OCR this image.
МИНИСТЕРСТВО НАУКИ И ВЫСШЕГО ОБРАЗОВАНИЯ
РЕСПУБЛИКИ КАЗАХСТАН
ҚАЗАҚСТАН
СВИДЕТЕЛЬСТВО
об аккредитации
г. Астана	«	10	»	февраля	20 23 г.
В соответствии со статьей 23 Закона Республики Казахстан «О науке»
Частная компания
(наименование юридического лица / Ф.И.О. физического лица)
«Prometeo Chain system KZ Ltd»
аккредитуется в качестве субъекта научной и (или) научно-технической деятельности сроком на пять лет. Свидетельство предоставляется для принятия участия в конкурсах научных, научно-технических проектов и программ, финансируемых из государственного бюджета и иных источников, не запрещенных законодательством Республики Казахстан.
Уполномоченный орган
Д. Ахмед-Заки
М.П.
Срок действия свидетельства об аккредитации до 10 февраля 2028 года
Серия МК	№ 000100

### [Aim]
From the records above, extract every entry verbatim.

### [Answer to this exercise]
OCR this image.
МИНИСТЕРСТВО НАУКИ И ВЫСШЕГО ОБРАЗОВАНИЯ
РЕСПУБЛИКИ КАЗАХСТАН
ҚАЗАҚСТАН
СВИДЕТЕЛЬСТВО
об аккредитации
г. Астана	«	10	»	февраля	20 23 г.
В соответствии со статьей 23 Закона Республики Казахстан «О науке»
Частная компания
(наименование юридического лица / Ф.И.О. физического лица)
«Prometeo Chain system KZ Ltd»
аккредитуется в качестве субъекта научной и (или) научно-технической деятельности сроком на пять лет. Свидетельство предоставляется для принятия участия в конкурсах научных, научно-технических проектов и программ, финансируемых из государственного бюджета и иных источников, не запрещенных законодательством Республики Казахстан.
Уполномоченный орган
Д. Ахмед-Заки
М.П.
Срок действия свидетельства об аккредитации до 10 февраля 2028 года
Серия МК	№ 000100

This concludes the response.